_THE REQUEST_.
Reproduce the listing verbatim.

## BEGIN

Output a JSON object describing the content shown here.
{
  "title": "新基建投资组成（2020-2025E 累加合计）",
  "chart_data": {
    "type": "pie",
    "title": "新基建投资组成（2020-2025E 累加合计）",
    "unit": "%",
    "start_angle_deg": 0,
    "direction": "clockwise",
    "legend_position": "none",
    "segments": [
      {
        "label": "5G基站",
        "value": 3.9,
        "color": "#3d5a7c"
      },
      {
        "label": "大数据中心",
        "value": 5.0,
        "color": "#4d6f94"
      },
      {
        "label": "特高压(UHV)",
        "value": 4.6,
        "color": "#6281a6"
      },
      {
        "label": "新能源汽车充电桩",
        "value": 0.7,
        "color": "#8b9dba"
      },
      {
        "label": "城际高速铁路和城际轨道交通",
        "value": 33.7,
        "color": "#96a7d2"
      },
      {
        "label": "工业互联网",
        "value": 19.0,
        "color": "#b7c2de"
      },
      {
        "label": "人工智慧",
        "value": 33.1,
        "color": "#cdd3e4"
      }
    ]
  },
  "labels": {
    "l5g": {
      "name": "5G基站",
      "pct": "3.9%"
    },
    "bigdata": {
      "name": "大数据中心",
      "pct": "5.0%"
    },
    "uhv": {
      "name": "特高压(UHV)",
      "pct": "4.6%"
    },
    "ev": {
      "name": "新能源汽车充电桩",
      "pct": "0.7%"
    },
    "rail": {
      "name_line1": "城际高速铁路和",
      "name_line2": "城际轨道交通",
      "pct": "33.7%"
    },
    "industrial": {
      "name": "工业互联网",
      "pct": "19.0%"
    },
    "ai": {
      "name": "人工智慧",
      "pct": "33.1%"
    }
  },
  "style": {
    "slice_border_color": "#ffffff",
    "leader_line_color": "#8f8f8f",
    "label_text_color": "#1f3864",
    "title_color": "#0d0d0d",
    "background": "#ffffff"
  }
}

## END

_THE RESULT_.
Output a JSON object describing the content shown here.
{
  "title": "新基建投资组成（2020-2025E 累加合计）",
  "chart_data": {
    "type": "pie",
    "title": "新基建投资组成（2020-2025E 累加合计）",
    "unit": "%",
    "start_angle_deg": 0,
    "direction": "clockwise",
    "legend_position": "none",
    "segments": [
      {
        "label": "5G基站",
        "value": 3.9,
        "color": "#3d5a7c"
      },
      {
        "label": "大数据中心",
        "value": 5.0,
        "color": "#4d6f94"
      },
      {
        "label": "特高压(UHV)",
        "value": 4.6,
        "color": "#6281a6"
      },
      {
        "label": "新能源汽车充电桩",
        "value": 0.7,
        "color": "#8b9dba"
      },
      {
        "label": "城际高速铁路和城际轨道交通",
        "value": 33.7,
        "color": "#96a7d2"
      },
      {
        "label": "工业互联网",
        "value": 19.0,
        "color": "#b7c2de"
      },
      {
        "label": "人工智慧",
        "value": 33.1,
        "color": "#cdd3e4"
      }
    ]
  },
  "labels": {
    "l5g": {
      "name": "5G基站",
      "pct": "3.9%"
    },
    "bigdata": {
      "name": "大数据中心",
      "pct": "5.0%"
    },
    "uhv": {
      "name": "特高压(UHV)",
      "pct": "4.6%"
    },
    "ev": {
      "name": "新能源汽车充电桩",
      "pct": "0.7%"
    },
    "rail": {
      "name_line1": "城际高速铁路和",
      "name_line2": "城际轨道交通",
      "pct": "33.7%"
    },
    "industrial": {
      "name": "工业互联网",
      "pct": "19.0%"
    },
    "ai": {
      "name": "人工智慧",
      "pct": "33.1%"
    }
  },
  "style": {
    "slice_border_color": "#ffffff",
    "leader_line_color": "#8f8f8f",
    "label_text_color": "#1f3864",
    "title_color": "#0d0d0d",
    "background": "#ffffff"
  }
}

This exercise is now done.